#### Article
Tennis Player outed as "alt-right" faces backlash

ski lo

White Belt
@White
Joined
May 21, 2007
Messages
53
Reaction score
0
US mens tennis player Tennys Sandgren, the last American eliminated at the Australian Open is facing a backlash from the media and some prominent names in the tennis community. His Crime.....

Apparently he had tweeted something about pizzagate being legitimate and also had the audacity to re-tweet some right-wing favorites like Paul Joseph Watson, Joseph Peterson, Ben Shapiro and Mike Cerovich.

The media has already pounced and labeled Sandgren an alt-righter, and tennis' biggest star Serena Williams is demanding an apology. In a news conference following his loss Sandgren read a prepared statement, but refused to answer questions. He lashed out at the media for not focusing on the tennis

Sandgren has also since deleted all his old tweets.

So is this fair to this guy? Pizzagate is stupid IMO, but is tweeting something about it enough to get you labeled a racist alt-right member? And all his re-tweets seem to be of pretty mainstream voices on the right with the exception of maybe Cernovich.

Would Serena or Venus get the same treatment if they re-tweet Shaun King or Deray McKesson? Why the double standard?

https://www.washingtonpost.com/news...ld-never-have-tweeted/?utm_term=.db09a3d74999

‘You’re hastening the hell you wish to avoid’: Controversial American delivers a shot and is called out by Serena Williams




By Eli Rosenberg and Cindy Boren January 24 at 12:32 PM

The controversy
As Sandgren advanced through the Australian Open’s early rounds, a steady pace of people began commenting about Sandgren’s history on Twitter: his tweets, who he’d followed, which tweets he’d liked and retweeted.

Some referenced a critical blog post from 2016, headlined “Post-Trump Tennis Fandom,” that looked briefly at Sandgren’s politics via his Twitter feed.


Austrollian Open@TrollandGarros

a brief snapshot of the high profile racists Tennys Sandgren has liked #AusOpen

3:27 AM - Jan 18, 2018
Twitter Ads info and privacy





And when Sandgren sat down for a news conference with reporters after his stunning win Monday, the question came.

“Tennys, the rise in your profile has drawn attention to your social media output, which includes some political figures who might be considered outside the mainstream,” the reporter asked. “Yeah, there was a #Pizzagate exchange at some point, and I just wondered if you were concerned about having yourself connected to some of these controversial figures.”

“I mean, no, I’m not concerned about it,” Sandgren responded.

A man identified by ESPN as his coach interjected, calling the question “ridiculous” in the hopes of moving on, but Sandgren called him off.

“It’s fine,” he said. “What information you see doesn’t dictate what you think or believe and I think it’s crazy to think that, I think it’s crazy to assume that, to say, ‘Well he’s following X person so he believes all the things that this person believes.’ I think that’s ridiculous.”

The reporter asked him if he supported the so-called alt-right, the far-right white-nationalist movement known for racist, anti-Semitic and sexist points of view.
########
#### Provided records
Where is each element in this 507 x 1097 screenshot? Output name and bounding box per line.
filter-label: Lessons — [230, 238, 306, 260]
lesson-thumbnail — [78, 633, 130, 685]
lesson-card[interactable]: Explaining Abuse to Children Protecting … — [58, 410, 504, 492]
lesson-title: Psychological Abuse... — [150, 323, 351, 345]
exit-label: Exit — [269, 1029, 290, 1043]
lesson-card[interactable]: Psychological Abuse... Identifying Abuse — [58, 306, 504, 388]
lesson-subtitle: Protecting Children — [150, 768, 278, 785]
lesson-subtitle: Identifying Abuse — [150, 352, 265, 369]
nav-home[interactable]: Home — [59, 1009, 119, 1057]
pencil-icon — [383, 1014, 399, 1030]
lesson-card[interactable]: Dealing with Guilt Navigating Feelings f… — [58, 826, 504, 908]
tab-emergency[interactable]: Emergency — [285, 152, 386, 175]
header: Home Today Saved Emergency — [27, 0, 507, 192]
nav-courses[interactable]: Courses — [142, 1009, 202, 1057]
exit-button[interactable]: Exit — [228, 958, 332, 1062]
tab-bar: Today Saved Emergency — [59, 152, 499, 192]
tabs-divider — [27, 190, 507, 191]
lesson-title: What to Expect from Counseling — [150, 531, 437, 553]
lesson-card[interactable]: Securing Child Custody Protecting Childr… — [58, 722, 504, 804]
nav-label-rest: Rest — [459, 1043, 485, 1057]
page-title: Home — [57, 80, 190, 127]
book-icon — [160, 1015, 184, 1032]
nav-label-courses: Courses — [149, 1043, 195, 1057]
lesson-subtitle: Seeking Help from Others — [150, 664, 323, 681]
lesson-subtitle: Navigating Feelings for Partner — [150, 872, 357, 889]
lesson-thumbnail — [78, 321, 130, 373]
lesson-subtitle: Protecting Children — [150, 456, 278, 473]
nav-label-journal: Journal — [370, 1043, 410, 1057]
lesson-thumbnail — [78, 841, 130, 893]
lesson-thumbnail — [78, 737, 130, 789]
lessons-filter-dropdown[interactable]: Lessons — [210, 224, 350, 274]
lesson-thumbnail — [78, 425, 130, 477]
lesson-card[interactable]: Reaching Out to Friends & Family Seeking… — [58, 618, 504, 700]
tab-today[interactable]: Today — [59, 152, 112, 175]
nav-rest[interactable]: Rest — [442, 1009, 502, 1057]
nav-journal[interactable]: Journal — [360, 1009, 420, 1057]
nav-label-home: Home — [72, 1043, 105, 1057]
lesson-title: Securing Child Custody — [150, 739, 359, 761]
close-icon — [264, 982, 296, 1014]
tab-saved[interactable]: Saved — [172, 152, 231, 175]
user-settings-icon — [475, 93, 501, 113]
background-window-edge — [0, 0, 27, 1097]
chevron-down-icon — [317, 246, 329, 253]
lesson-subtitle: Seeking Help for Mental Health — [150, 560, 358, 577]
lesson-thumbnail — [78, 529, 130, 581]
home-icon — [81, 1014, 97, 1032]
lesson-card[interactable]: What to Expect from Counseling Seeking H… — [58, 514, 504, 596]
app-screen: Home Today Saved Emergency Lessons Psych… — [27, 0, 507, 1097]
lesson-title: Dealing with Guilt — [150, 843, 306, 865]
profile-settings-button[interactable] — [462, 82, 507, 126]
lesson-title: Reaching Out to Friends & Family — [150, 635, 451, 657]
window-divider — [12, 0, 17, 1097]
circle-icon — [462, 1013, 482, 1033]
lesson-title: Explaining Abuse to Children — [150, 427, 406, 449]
########
__Stated exercise 1__.
In two sentences, sum up the text on Tennys Sandgren.
__Stated exercise 2__.
Using the text on Tennys Sandgren, answer these:
(a) Who is named as demanding an apology from Sandgren?
(b) What was the headline of the 2016 blog post that some people referenced?
(c) What word did the man ESPN identified as Sandgren's coach use to describe the reporter's question?
__Stated exercise 3__.
Carry on the text on Tennys Sandgren from its last sentence.

__Exercise result 1__.
Tennys Sandgren, the last American man eliminated at the Australian Open, faces a media backlash and a demand for an apology from Serena Williams over a tweet about pizzagate and retweets of right-wing figures, and he has since deleted all his old tweets. At a news conference after an earlier win, he said he was not concerned about the link to controversial figures, calling it ridiculous to assume he believes everything a person he follows believes.

__Exercise result 2__.
(a) Serena Williams
(b) "Post-Trump Tennis Fandom"
(c) "Ridiculous"

__Exercise result 3__.
“I find some of the content interesting, but no, I don’t,” Sandgren said. “As a firm Christian, I don’t support things like that.”

But the damage had been done.

“What Does Pizzagate Truther Tennys Sandgren Find ‘Interesting’ About The Alt-Right?” Deadspin asked.

“Meet the Trump-loving, beer-chugging American making Australian Open magic,” the New York Post wrote.

“Tennys Sandgren says he is not a far-right sympathizer,” the BBC’s headline read.

The tweets began vanishing from Sandgren’s timeline until his whole feed had been wiped clean. In an interview Tuesday with ESPN, Sandgren distanced himself from the tweets, saying he was attempting to create “a version of a clean start.”

More about Tennys Sandgren
Sandgren was the first child of his immediate family to be born in the United States; the family had moved to the country after living in South Africa, where his brother Davey was born and his mother, Lia Sandgren, is from. The two boys were raised in Gallatin, Tenn., a town of about 30,000 outside of Nashville, where they were home-schooled and taught to play tennis by their mother and father, who was a teaching pro.

Though Sandgren’s first name is pronounced “tennis,” the family insists the similarity is just a coincidence. In interviews over the years, Lia has said that Sandgren was named after a great-grandfather, Tennys Sandgren, the child of Swedish immigrants in Michigan in the late 19th Century. But she has played along with the jokes.

[When your name is also your sport: ‘I had to at least not be terrible,’ Tennys Sandgren says]

“It’s a good thing our favorite sport wasn’t baseball,” she told the Associated Press in 2007. “Then we would’ve had to have named him Bat or something.”

After competing in juniors events, Tennys followed Davey to the University of Tennessee in Knoxville. In 2010, he helped take the team to the national championship as a freshman, where it lost to the University of Southern California. He decamped after his sophomore year to play professionally despite being in line to play as the team’s No. 1.

“We think the world of Tennys,” the team’s coach, Sam Winterbotham, told the Knoxville News-Sentinel at the time. “He does everything right. He’s a great student and a great teammate. Everyone wants him to be successful.”

Shortly thereafter, he was ranked the 720th player in the world. But he began to ascend the rankings, and in September, he cracked the top 100. He entered the Australian Open as the world’s 97th-ranked player.

In an interview with The Tennessean, Lia Sandgren said that her son’s equanimity in the face of media scrutiny made her proud.

“I have tremendous pride in how he’s handling himself with the media,” she told the newspaper. “How he’s being winsome and eloquent and speaking with a fabulous humility.”

She said that he loves the United States “with a passion.”

“That, to him is more important than tennis,” she said. “He’s distraught over the state of our country. He’s distraught over the division and he wants to do whatever he can in his little world to help heal things.”

Tennys Sandgren, America’s controversial last hope in the Australian Open, delivered a parting shot at the media after he was bounced from the tournament with a quarterfinal loss and was called out mightily by Serena Williams.

Sandgren, who had been grilled after an earlier win with questions about his past engagements with far-right figures and conspiracy theorists on Twitter, drew critical coverage that cast a shadow on his impressive run on the court. After his 6-4, 7-6 (5), 6-3 loss to South Korea’s Hyeon Chung, he put the media on full blast.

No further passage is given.